**The exercise:**
What is needed here is an exact copy of every entry.
※ ※ ※
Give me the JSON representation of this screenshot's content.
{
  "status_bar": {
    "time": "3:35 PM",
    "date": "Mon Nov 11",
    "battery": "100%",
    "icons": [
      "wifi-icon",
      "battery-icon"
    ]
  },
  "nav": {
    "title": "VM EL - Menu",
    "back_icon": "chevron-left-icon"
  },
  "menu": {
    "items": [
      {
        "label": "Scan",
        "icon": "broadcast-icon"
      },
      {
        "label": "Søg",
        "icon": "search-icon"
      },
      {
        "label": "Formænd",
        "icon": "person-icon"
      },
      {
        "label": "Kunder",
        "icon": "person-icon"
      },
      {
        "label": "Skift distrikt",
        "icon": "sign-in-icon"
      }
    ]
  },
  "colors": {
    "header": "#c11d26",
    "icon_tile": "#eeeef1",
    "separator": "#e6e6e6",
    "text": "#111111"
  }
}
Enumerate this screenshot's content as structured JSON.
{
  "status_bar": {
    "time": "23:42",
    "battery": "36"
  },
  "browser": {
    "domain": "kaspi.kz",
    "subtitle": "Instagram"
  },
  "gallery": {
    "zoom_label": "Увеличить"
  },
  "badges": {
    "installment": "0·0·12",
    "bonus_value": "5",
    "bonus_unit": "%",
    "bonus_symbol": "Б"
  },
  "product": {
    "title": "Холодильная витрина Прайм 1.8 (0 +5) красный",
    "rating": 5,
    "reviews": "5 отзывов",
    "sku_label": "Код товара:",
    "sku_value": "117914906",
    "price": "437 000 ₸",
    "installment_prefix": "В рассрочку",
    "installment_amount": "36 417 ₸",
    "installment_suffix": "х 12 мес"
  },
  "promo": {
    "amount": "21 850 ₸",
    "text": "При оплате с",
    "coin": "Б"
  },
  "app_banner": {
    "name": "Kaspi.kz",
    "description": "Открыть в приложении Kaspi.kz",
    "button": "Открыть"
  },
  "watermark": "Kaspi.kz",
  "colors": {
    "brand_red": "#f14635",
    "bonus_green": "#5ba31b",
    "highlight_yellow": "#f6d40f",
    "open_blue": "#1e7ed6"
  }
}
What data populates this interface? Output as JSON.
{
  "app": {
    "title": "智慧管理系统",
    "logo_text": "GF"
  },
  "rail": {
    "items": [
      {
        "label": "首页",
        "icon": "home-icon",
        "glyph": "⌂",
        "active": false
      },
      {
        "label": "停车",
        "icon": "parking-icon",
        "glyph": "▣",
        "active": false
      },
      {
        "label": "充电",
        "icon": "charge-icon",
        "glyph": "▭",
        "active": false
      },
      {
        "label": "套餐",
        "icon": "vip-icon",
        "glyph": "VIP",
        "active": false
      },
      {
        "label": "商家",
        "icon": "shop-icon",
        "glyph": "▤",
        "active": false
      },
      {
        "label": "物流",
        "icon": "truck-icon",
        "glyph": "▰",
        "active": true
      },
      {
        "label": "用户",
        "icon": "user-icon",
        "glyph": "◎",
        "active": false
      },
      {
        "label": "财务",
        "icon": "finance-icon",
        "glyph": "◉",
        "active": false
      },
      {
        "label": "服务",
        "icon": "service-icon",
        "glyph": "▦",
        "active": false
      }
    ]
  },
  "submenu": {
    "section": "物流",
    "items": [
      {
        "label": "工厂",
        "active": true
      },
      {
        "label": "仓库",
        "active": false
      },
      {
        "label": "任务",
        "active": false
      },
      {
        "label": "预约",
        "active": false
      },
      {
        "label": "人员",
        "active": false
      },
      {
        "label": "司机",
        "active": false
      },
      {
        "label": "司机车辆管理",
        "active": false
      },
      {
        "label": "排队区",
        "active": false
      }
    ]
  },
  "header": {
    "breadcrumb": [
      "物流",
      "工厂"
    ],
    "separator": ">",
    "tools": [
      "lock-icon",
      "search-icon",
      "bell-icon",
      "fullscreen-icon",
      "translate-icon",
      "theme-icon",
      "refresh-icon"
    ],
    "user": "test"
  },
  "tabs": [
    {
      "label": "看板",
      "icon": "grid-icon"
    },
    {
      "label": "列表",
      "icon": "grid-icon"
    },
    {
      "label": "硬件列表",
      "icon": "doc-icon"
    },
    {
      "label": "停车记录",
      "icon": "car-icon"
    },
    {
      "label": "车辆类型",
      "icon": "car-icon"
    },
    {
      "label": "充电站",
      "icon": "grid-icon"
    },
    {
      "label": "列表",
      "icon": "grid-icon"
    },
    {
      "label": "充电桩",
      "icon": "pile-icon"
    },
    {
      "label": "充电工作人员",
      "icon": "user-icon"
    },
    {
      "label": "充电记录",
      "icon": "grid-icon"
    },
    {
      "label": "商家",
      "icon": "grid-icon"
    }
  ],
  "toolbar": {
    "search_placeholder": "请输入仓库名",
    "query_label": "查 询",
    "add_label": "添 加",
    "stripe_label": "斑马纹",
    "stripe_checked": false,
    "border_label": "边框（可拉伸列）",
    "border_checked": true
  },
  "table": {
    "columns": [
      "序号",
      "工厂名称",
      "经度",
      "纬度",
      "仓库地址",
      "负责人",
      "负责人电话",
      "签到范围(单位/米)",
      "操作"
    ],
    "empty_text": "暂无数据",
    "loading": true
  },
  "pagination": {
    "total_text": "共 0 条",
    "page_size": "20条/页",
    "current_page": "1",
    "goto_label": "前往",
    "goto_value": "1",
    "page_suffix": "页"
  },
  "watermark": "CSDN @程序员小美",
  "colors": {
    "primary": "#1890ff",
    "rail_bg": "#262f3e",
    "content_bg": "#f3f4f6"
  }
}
※ ※ ※
**Task result:**
Give me the JSON representation of this screenshot's content.
{
  "status_bar": {
    "time": "3:35 PM",
    "date": "Mon Nov 11",
    "battery": "100%",
    "icons": [
      "wifi-icon",
      "battery-icon"
    ]
  },
  "nav": {
    "title": "VM EL - Menu",
    "back_icon": "chevron-left-icon"
  },
  "menu": {
    "items": [
      {
        "label": "Scan",
        "icon": "broadcast-icon"
      },
      {
        "label": "Søg",
        "icon": "search-icon"
      },
      {
        "label": "Formænd",
        "icon": "person-icon"
      },
      {
        "label": "Kunder",
        "icon": "person-icon"
      },
      {
        "label": "Skift distrikt",
        "icon": "sign-in-icon"
      }
    ]
  },
  "colors": {
    "header": "#c11d26",
    "icon_tile": "#eeeef1",
    "separator": "#e6e6e6",
    "text": "#111111"
  }
}
Enumerate this screenshot's content as structured JSON.
{
  "status_bar": {
    "time": "23:42",
    "battery": "36"
  },
  "browser": {
    "domain": "kaspi.kz",
    "subtitle": "Instagram"
  },
  "gallery": {
    "zoom_label": "Увеличить"
  },
  "badges": {
    "installment": "0·0·12",
    "bonus_value": "5",
    "bonus_unit": "%",
    "bonus_symbol": "Б"
  },
  "product": {
    "title": "Холодильная витрина Прайм 1.8 (0 +5) красный",
    "rating": 5,
    "reviews": "5 отзывов",
    "sku_label": "Код товара:",
    "sku_value": "117914906",
    "price": "437 000 ₸",
    "installment_prefix": "В рассрочку",
    "installment_amount": "36 417 ₸",
    "installment_suffix": "х 12 мес"
  },
  "promo": {
    "amount": "21 850 ₸",
    "text": "При оплате с",
    "coin": "Б"
  },
  "app_banner": {
    "name": "Kaspi.kz",
    "description": "Открыть в приложении Kaspi.kz",
    "button": "Открыть"
  },
  "watermark": "Kaspi.kz",
  "colors": {
    "brand_red": "#f14635",
    "bonus_green": "#5ba31b",
    "highlight_yellow": "#f6d40f",
    "open_blue": "#1e7ed6"
  }
}
What data populates this interface? Output as JSON.
{
  "app": {
    "title": "智慧管理系统",
    "logo_text": "GF"
  },
  "rail": {
    "items": [
      {
        "label": "首页",
        "icon": "home-icon",
        "glyph": "⌂",
        "active": false
      },
      {
        "label": "停车",
        "icon": "parking-icon",
        "glyph": "▣",
        "active": false
      },
      {
        "label": "充电",
        "icon": "charge-icon",
        "glyph": "▭",
        "active": false
      },
      {
        "label": "套餐",
        "icon": "vip-icon",
        "glyph": "VIP",
        "active": false
      },
      {
        "label": "商家",
        "icon": "shop-icon",
        "glyph": "▤",
        "active": false
      },
      {
        "label": "物流",
        "icon": "truck-icon",
        "glyph": "▰",
        "active": true
      },
      {
        "label": "用户",
        "icon": "user-icon",
        "glyph": "◎",
        "active": false
      },
      {
        "label": "财务",
        "icon": "finance-icon",
        "glyph": "◉",
        "active": false
      },
      {
        "label": "服务",
        "icon": "service-icon",
        "glyph": "▦",
        "active": false
      }
    ]
  },
  "submenu": {
    "section": "物流",
    "items": [
      {
        "label": "工厂",
        "active": true
      },
      {
        "label": "仓库",
        "active": false
      },
      {
        "label": "任务",
        "active": false
      },
      {
        "label": "预约",
        "active": false
      },
      {
        "label": "人员",
        "active": false
      },
      {
        "label": "司机",
        "active": false
      },
      {
        "label": "司机车辆管理",
        "active": false
      },
      {
        "label": "排队区",
        "active": false
      }
    ]
  },
  "header": {
    "breadcrumb": [
      "物流",
      "工厂"
    ],
    "separator": ">",
    "tools": [
      "lock-icon",
      "search-icon",
      "bell-icon",
      "fullscreen-icon",
      "translate-icon",
      "theme-icon",
      "refresh-icon"
    ],
    "user": "test"
  },
  "tabs": [
    {
      "label": "看板",
      "icon": "grid-icon"
    },
    {
      "label": "列表",
      "icon": "grid-icon"
    },
    {
      "label": "硬件列表",
      "icon": "doc-icon"
    },
    {
      "label": "停车记录",
      "icon": "car-icon"
    },
    {
      "label": "车辆类型",
      "icon": "car-icon"
    },
    {
      "label": "充电站",
      "icon": "grid-icon"
    },
    {
      "label": "列表",
      "icon": "grid-icon"
    },
    {
      "label": "充电桩",
      "icon": "pile-icon"
    },
    {
      "label": "充电工作人员",
      "icon": "user-icon"
    },
    {
      "label": "充电记录",
      "icon": "grid-icon"
    },
    {
      "label": "商家",
      "icon": "grid-icon"
    }
  ],
  "toolbar": {
    "search_placeholder": "请输入仓库名",
    "query_label": "查 询",
    "add_label": "添 加",
    "stripe_label": "斑马纹",
    "stripe_checked": false,
    "border_label": "边框（可拉伸列）",
    "border_checked": true
  },
  "table": {
    "columns": [
      "序号",
      "工厂名称",
      "经度",
      "纬度",
      "仓库地址",
      "负责人",
      "负责人电话",
      "签到范围(单位/米)",
      "操作"
    ],
    "empty_text": "暂无数据",
    "loading": true
  },
  "pagination": {
    "total_text": "共 0 条",
    "page_size": "20条/页",
    "current_page": "1",
    "goto_label": "前往",
    "goto_value": "1",
    "page_suffix": "页"
  },
  "watermark": "CSDN @程序员小美",
  "colors": {
    "primary": "#1890ff",
    "rail_bg": "#262f3e",
    "content_bg": "#f3f4f6"
  }
}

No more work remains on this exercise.